▶ [GIVEN INFORMATION]
## begin
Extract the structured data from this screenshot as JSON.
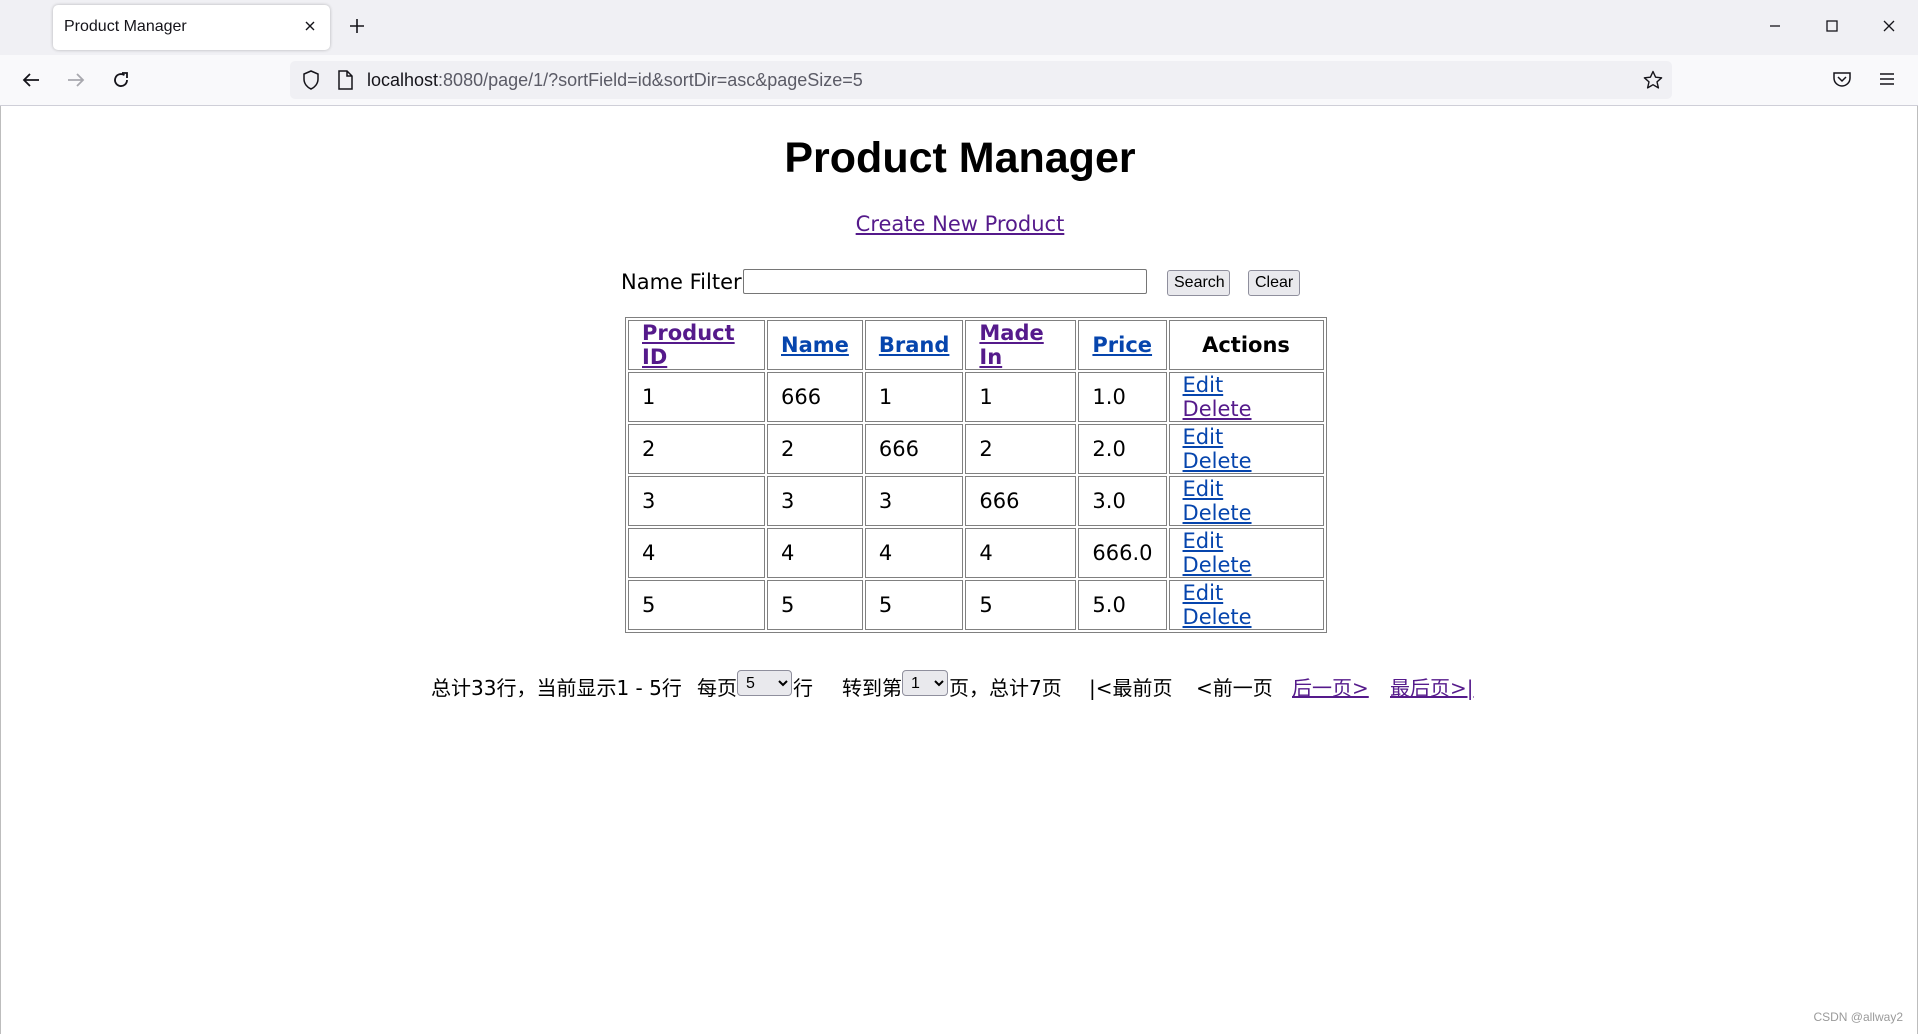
{
  "browser": {
    "tab_title": "Product Manager",
    "url_host": "localhost",
    "url_rest": ":8080/page/1/?sortField=id&sortDir=asc&pageSize=5"
  },
  "page": {
    "title": "Product Manager",
    "create_link": "Create New Product",
    "filter_label": "Name Filter:",
    "filter_value": "",
    "search_button": "Search",
    "clear_button": "Clear"
  },
  "table": {
    "headers": [
      "Product ID",
      "Name",
      "Brand",
      "Made In",
      "Price",
      "Actions"
    ],
    "rows": [
      {
        "id": "1",
        "name": "666",
        "brand": "1",
        "made_in": "1",
        "price": "1.0",
        "edit": "Edit",
        "delete": "Delete"
      },
      {
        "id": "2",
        "name": "2",
        "brand": "666",
        "made_in": "2",
        "price": "2.0",
        "edit": "Edit",
        "delete": "Delete"
      },
      {
        "id": "3",
        "name": "3",
        "brand": "3",
        "made_in": "666",
        "price": "3.0",
        "edit": "Edit",
        "delete": "Delete"
      },
      {
        "id": "4",
        "name": "4",
        "brand": "4",
        "made_in": "4",
        "price": "666.0",
        "edit": "Edit",
        "delete": "Delete"
      },
      {
        "id": "5",
        "name": "5",
        "brand": "5",
        "made_in": "5",
        "price": "5.0",
        "edit": "Edit",
        "delete": "Delete"
      }
    ]
  },
  "pagination": {
    "summary": "总计33行，当前显示1 - 5行",
    "per_page_prefix": "每页",
    "page_size": "5",
    "per_page_suffix": "行",
    "goto_prefix": "转到第",
    "current_page": "1",
    "goto_suffix": "页，总计7页",
    "first": "|<最前页",
    "prev": "<前一页",
    "next": "后一页>",
    "last": "最后页>|"
  },
  "watermark": "CSDN @allway2"
}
## end
▶ [TASK]
Reproduce the material word for word. Any pictures should be left out of the copy.

▶ [THE ANSWER]
Extract the structured data from this screenshot as JSON.
{
  "browser": {
    "tab_title": "Product Manager",
    "url_host": "localhost",
    "url_rest": ":8080/page/1/?sortField=id&sortDir=asc&pageSize=5"
  },
  "page": {
    "title": "Product Manager",
    "create_link": "Create New Product",
    "filter_label": "Name Filter:",
    "filter_value": "",
    "search_button": "Search",
    "clear_button": "Clear"
  },
  "table": {
    "headers": [
      "Product ID",
      "Name",
      "Brand",
      "Made In",
      "Price",
      "Actions"
    ],
    "rows": [
      {
        "id": "1",
        "name": "666",
        "brand": "1",
        "made_in": "1",
        "price": "1.0",
        "edit": "Edit",
        "delete": "Delete"
      },
      {
        "id": "2",
        "name": "2",
        "brand": "666",
        "made_in": "2",
        "price": "2.0",
        "edit": "Edit",
        "delete": "Delete"
      },
      {
        "id": "3",
        "name": "3",
        "brand": "3",
        "made_in": "666",
        "price": "3.0",
        "edit": "Edit",
        "delete": "Delete"
      },
      {
        "id": "4",
        "name": "4",
        "brand": "4",
        "made_in": "4",
        "price": "666.0",
        "edit": "Edit",
        "delete": "Delete"
      },
      {
        "id": "5",
        "name": "5",
        "brand": "5",
        "made_in": "5",
        "price": "5.0",
        "edit": "Edit",
        "delete": "Delete"
      }
    ]
  },
  "pagination": {
    "summary": "总计33行，当前显示1 - 5行",
    "per_page_prefix": "每页",
    "page_size": "5",
    "per_page_suffix": "行",
    "goto_prefix": "转到第",
    "current_page": "1",
    "goto_suffix": "页，总计7页",
    "first": "|<最前页",
    "prev": "<前一页",
    "next": "后一页>",
    "last": "最后页>|"
  },
  "watermark": "CSDN @allway2"
}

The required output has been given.